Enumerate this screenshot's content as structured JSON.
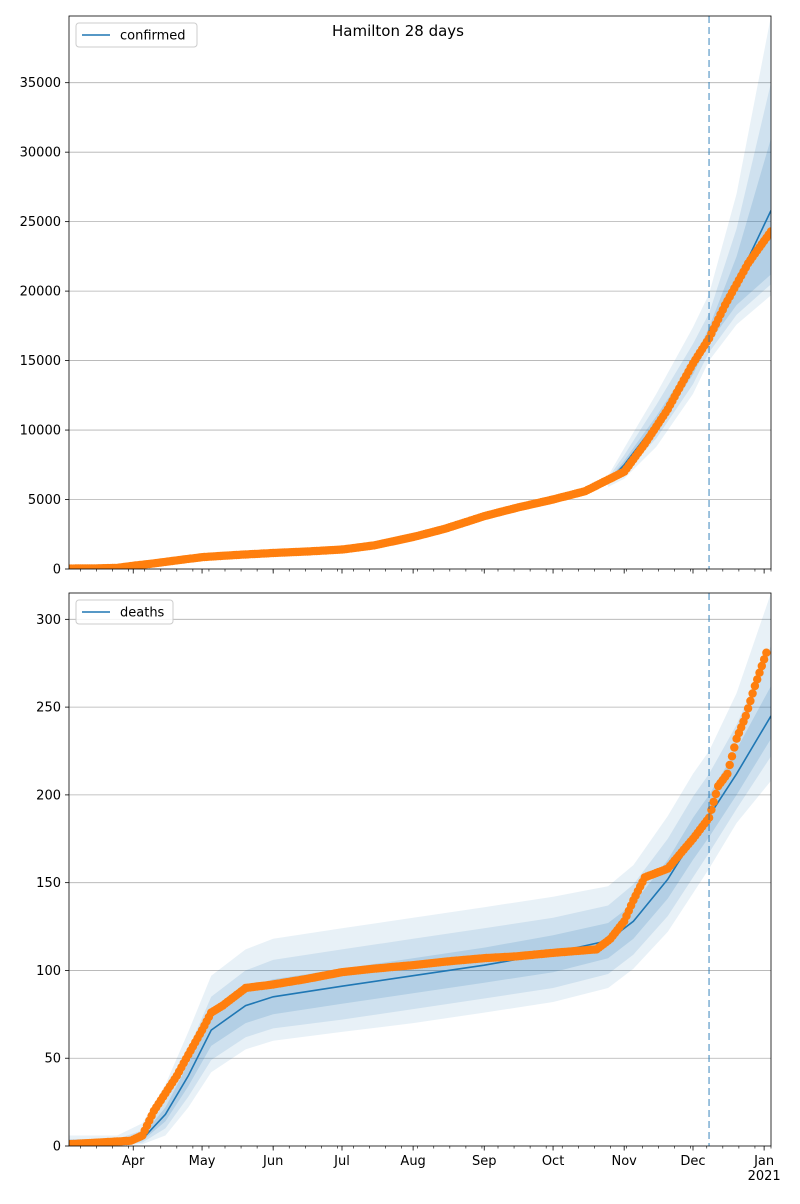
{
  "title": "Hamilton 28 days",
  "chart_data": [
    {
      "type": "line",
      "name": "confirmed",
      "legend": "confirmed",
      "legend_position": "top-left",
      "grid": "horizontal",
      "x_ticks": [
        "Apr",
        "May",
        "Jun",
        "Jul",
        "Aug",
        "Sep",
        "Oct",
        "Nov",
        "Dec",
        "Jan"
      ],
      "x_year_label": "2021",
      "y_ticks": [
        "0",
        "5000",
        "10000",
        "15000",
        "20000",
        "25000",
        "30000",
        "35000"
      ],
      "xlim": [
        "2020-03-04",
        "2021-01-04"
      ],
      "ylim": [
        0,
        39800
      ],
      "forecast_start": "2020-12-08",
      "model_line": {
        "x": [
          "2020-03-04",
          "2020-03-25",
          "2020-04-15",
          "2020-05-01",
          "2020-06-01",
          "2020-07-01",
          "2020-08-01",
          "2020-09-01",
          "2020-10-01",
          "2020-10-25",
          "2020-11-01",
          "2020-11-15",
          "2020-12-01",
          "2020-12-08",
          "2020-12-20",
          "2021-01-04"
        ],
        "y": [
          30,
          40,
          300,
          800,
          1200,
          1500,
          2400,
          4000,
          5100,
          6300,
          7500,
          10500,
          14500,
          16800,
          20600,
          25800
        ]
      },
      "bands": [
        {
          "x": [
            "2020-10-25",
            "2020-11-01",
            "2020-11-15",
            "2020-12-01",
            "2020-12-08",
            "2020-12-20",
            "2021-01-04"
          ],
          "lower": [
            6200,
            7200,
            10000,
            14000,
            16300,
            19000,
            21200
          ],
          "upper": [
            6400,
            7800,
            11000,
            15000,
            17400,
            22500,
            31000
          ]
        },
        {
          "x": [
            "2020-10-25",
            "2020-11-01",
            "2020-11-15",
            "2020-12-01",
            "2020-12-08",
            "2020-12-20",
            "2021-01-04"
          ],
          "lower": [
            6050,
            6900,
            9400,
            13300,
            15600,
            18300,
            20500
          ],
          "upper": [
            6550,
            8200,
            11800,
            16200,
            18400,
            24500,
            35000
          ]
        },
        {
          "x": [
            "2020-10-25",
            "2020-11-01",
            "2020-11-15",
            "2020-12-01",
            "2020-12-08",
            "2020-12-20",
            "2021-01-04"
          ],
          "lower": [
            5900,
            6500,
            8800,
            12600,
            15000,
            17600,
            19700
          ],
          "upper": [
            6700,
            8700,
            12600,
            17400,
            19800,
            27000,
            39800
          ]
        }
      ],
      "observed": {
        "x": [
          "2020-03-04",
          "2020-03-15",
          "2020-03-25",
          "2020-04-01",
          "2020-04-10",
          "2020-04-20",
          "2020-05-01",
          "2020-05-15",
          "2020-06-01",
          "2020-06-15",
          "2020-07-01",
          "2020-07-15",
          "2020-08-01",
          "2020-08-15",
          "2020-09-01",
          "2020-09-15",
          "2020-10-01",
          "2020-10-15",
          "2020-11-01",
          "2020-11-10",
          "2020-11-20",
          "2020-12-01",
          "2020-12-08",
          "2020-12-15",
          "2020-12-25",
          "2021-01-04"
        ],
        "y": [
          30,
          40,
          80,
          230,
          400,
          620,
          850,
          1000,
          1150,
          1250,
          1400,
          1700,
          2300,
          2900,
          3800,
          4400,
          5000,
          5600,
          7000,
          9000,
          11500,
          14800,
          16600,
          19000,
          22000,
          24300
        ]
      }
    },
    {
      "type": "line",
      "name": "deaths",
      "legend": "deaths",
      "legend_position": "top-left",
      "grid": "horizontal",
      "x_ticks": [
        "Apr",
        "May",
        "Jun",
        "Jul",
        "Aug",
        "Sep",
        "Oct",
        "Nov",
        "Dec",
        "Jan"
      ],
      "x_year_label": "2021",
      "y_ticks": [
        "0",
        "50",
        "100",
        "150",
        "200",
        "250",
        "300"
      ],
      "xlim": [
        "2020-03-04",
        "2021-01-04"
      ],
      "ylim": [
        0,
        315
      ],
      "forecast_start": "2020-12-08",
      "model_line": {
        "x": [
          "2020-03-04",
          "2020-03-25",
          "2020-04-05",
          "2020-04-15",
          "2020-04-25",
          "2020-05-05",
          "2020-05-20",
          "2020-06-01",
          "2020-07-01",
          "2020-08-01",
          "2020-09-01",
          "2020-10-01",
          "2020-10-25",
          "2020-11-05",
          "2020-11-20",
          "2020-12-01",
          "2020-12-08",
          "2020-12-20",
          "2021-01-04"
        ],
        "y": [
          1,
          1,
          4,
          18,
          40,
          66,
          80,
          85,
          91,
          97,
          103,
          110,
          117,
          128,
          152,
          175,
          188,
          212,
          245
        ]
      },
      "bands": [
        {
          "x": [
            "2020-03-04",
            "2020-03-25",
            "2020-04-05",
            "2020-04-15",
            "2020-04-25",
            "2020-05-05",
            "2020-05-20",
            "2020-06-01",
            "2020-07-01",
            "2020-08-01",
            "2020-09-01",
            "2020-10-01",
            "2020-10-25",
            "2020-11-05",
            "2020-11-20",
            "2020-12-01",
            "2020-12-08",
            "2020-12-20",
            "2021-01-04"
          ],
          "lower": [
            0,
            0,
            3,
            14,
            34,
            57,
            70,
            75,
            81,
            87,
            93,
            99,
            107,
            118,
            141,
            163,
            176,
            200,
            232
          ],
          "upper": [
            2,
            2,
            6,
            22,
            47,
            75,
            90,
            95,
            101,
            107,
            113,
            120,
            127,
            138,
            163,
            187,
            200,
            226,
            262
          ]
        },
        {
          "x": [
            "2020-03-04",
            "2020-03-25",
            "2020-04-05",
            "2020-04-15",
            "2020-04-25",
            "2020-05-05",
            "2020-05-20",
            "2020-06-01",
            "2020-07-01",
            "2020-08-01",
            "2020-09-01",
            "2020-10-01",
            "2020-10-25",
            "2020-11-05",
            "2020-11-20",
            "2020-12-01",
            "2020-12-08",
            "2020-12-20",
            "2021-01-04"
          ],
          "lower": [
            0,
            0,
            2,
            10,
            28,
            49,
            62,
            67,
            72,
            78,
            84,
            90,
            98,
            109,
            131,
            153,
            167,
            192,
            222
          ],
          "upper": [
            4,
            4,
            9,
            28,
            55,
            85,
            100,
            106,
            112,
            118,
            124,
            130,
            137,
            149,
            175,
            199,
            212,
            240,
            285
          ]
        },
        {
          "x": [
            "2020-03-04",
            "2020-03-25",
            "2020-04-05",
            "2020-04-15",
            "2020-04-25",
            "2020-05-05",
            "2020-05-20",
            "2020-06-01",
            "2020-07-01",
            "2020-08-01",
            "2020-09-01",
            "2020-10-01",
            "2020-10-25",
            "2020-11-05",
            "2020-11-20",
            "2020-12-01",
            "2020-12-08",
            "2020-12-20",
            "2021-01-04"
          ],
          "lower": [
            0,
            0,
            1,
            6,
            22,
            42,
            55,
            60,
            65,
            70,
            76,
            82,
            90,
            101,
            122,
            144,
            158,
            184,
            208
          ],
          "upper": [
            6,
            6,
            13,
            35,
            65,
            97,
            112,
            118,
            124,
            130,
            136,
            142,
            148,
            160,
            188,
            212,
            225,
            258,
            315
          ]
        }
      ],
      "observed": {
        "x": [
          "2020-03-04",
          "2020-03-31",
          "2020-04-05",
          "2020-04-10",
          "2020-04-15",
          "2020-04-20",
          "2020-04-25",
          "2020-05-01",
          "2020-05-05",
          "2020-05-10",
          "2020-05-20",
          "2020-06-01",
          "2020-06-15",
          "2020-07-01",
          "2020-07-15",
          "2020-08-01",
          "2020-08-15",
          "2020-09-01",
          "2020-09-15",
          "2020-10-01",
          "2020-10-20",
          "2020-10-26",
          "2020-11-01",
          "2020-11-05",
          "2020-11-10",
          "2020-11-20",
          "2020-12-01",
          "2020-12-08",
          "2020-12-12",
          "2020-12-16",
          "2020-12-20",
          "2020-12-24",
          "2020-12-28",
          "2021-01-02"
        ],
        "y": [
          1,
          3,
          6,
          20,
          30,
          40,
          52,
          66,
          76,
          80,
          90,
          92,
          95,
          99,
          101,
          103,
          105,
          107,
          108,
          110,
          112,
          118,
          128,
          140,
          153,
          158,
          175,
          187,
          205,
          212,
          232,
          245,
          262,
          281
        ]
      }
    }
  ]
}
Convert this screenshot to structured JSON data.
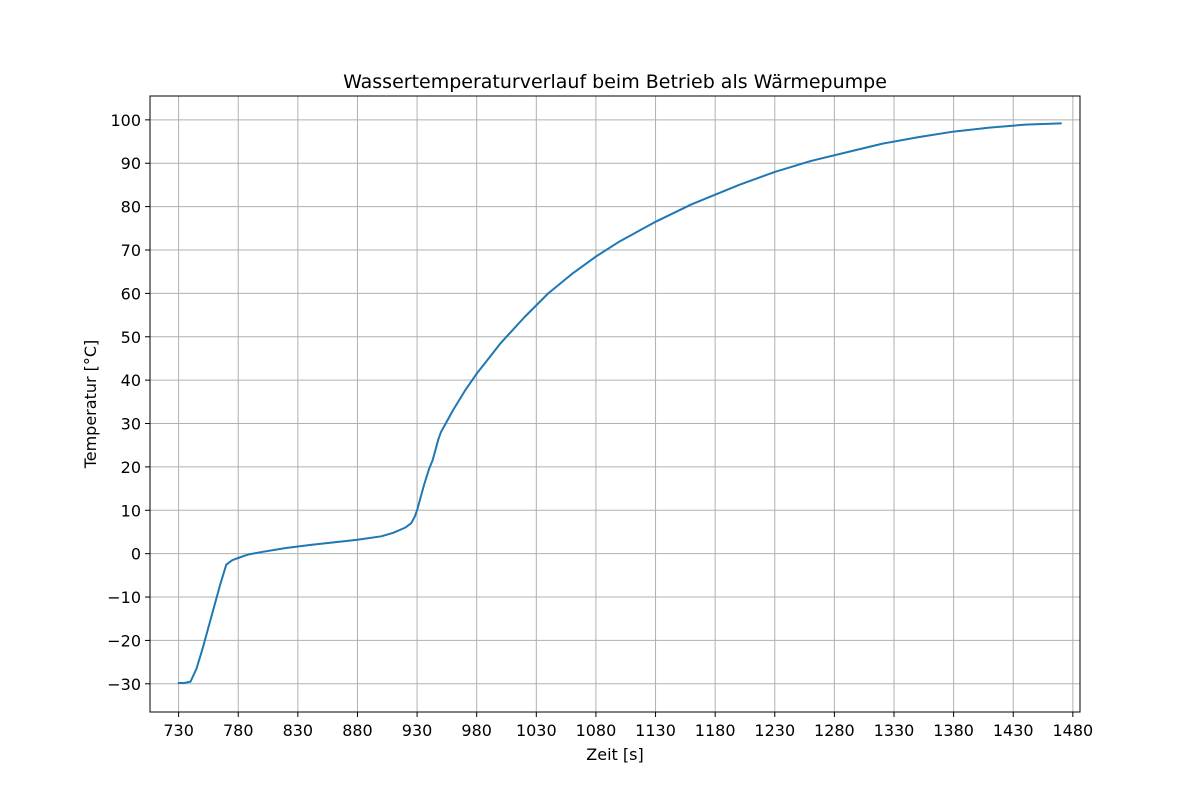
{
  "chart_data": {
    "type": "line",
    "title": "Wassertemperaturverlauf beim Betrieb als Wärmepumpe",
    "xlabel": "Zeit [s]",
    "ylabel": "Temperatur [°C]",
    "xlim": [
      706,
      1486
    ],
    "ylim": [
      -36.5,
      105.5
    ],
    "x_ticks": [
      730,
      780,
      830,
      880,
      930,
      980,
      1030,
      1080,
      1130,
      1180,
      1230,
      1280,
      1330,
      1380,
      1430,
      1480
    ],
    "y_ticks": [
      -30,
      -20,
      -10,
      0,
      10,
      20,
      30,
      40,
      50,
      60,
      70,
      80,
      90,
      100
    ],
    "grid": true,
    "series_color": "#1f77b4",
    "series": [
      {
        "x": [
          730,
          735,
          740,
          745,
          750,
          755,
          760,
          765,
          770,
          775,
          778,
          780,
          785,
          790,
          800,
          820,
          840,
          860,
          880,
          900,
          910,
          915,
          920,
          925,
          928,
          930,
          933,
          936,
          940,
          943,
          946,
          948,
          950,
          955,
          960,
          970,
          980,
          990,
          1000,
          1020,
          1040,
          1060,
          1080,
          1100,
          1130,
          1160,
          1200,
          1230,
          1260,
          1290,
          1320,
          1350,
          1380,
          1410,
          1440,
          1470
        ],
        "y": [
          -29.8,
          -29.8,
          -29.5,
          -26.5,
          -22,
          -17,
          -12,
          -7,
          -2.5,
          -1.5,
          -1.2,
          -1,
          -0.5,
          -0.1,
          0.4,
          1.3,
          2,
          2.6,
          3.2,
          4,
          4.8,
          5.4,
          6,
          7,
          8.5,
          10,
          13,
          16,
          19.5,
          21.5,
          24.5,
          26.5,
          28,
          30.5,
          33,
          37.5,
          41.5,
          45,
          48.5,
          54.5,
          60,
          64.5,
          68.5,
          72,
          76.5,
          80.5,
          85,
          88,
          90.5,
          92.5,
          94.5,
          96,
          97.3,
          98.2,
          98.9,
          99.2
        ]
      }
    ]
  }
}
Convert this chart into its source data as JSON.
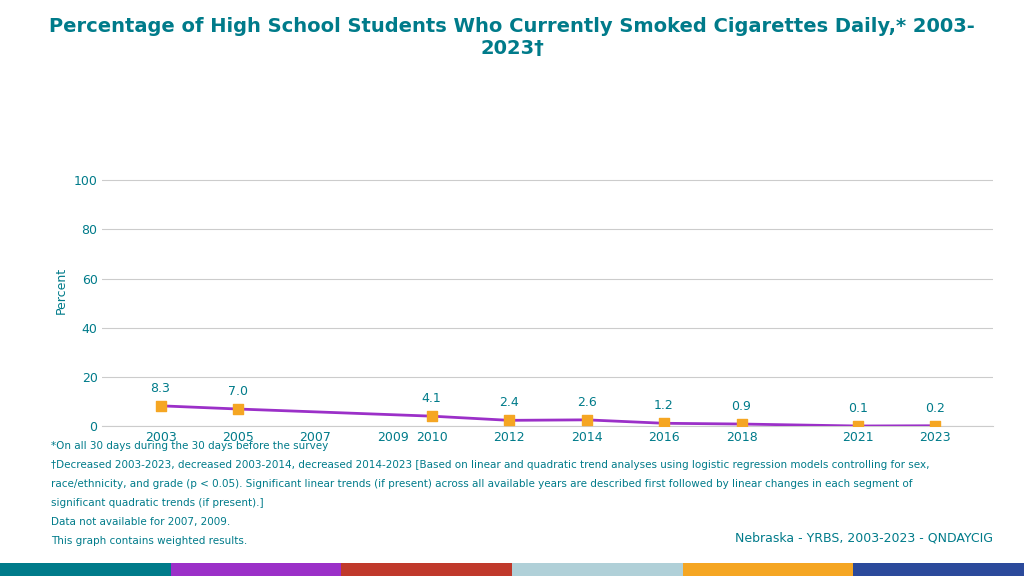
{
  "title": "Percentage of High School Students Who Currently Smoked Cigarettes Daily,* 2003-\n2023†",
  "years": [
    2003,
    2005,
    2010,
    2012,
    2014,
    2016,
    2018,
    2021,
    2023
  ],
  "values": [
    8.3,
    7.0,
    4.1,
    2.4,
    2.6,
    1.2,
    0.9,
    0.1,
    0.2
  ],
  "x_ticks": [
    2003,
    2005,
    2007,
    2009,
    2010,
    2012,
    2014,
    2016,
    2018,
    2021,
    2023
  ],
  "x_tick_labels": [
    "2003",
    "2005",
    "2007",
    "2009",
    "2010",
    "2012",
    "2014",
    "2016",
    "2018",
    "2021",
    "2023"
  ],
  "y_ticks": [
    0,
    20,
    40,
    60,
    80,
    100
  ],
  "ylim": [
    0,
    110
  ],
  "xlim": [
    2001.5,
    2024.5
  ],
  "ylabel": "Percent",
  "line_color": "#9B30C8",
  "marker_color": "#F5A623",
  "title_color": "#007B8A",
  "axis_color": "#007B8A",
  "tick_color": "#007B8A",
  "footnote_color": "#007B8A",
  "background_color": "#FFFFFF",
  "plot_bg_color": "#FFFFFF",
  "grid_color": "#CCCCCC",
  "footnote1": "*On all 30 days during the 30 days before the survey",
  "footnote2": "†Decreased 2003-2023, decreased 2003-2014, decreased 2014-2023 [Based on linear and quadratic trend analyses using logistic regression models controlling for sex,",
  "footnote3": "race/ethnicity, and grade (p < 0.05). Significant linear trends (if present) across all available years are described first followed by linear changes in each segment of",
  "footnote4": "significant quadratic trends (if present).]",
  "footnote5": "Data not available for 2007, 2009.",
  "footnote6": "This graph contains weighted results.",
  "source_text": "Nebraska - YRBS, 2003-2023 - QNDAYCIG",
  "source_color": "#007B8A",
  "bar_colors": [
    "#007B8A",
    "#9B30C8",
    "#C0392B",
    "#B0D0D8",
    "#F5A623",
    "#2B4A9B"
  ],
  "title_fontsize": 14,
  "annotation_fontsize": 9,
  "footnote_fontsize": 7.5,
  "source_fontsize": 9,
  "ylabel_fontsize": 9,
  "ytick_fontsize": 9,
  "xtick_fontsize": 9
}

---+---

**THE EXERCISE:** Extract from the material all lines containing the string "trends".

**RESPONSE TO THIS EXERCISE:**
  "footnote3": "race/ethnicity, and grade (p < 0.05). Significant linear trends (if present) across all available years are described first followed by linear changes in each segment of",
  "footnote4": "significant quadratic trends (if present).]",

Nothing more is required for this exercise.